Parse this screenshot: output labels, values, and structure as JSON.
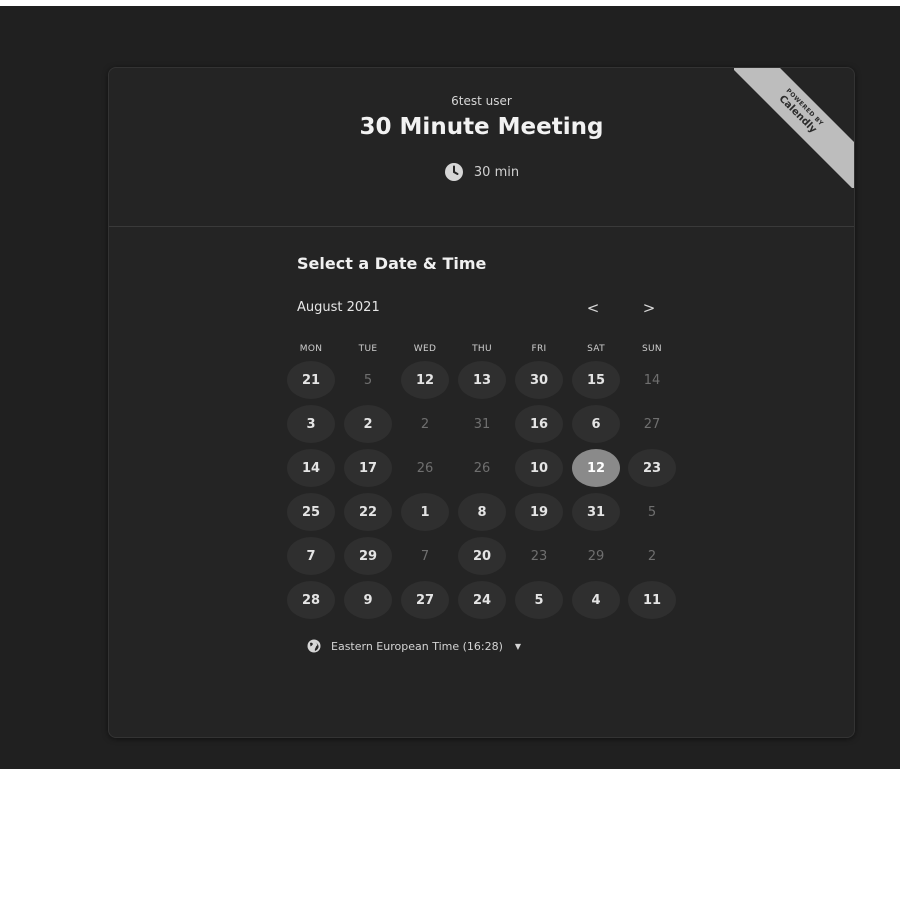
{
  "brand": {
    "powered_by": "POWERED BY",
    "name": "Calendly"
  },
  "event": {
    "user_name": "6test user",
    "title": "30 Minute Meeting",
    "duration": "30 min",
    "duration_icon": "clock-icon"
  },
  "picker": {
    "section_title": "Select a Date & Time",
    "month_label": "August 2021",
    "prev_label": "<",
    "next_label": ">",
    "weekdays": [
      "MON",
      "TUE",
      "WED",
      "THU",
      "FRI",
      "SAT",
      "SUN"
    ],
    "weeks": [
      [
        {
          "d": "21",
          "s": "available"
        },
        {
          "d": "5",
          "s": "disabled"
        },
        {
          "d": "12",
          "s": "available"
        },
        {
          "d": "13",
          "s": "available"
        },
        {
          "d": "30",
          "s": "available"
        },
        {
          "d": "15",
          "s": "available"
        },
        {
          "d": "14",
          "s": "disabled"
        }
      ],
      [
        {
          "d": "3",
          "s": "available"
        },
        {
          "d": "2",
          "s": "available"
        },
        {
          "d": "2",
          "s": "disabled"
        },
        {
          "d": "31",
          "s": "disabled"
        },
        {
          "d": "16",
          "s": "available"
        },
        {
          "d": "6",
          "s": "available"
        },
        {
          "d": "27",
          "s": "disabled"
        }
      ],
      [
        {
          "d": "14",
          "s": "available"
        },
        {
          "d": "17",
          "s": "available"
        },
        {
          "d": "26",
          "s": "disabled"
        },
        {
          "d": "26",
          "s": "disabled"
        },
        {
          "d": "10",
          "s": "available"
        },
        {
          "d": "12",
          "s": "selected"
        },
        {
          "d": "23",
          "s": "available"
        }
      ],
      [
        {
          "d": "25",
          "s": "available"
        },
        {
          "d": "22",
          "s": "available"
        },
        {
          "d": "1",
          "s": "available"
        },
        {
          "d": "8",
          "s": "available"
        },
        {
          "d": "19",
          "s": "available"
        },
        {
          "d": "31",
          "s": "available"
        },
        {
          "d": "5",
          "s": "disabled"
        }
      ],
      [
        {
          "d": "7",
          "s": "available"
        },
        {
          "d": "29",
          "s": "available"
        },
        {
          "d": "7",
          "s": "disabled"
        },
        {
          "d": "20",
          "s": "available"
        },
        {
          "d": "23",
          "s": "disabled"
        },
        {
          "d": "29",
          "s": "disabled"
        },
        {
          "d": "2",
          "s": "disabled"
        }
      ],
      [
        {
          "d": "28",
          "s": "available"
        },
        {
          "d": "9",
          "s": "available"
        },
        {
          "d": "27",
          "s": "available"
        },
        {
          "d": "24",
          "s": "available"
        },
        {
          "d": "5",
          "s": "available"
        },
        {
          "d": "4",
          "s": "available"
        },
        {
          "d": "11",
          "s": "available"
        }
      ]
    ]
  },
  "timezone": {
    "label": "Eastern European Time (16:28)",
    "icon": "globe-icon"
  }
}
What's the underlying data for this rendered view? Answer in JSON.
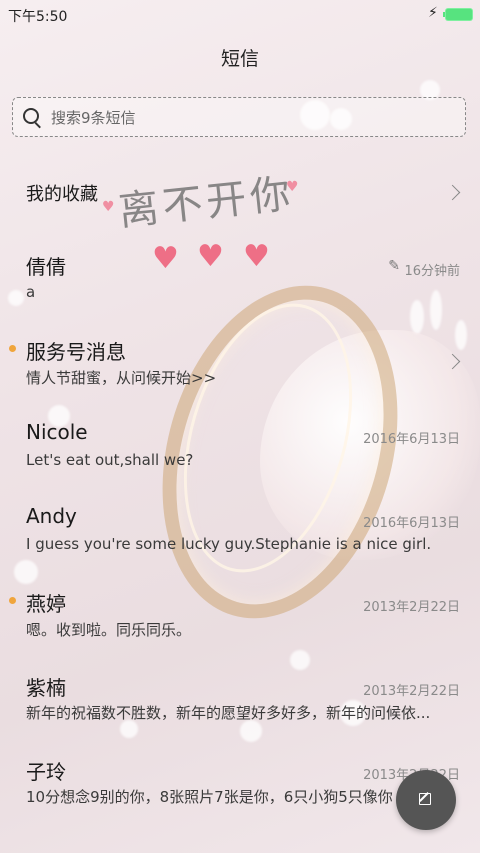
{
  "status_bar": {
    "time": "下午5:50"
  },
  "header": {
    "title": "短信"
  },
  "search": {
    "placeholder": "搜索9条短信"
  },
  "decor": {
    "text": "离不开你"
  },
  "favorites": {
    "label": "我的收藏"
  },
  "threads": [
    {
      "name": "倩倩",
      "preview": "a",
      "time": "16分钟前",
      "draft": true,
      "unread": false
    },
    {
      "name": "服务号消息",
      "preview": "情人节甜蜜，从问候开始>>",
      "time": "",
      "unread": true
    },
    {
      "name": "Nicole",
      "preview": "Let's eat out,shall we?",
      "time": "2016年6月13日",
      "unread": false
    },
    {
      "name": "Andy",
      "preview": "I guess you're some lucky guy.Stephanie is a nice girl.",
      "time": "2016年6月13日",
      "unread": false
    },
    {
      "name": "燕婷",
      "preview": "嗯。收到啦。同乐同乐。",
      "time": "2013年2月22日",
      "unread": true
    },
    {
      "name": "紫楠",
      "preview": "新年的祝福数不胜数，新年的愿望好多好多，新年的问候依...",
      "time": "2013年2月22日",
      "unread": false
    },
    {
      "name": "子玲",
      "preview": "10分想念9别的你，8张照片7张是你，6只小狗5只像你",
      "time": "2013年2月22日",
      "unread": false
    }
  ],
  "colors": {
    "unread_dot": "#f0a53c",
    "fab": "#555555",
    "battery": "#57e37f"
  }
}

—————

[Stated task] Pick out the lines that contain "icon" and copy them.

[Result below]
    "duration_icon": "clock-icon"
    "icon": "globe-icon"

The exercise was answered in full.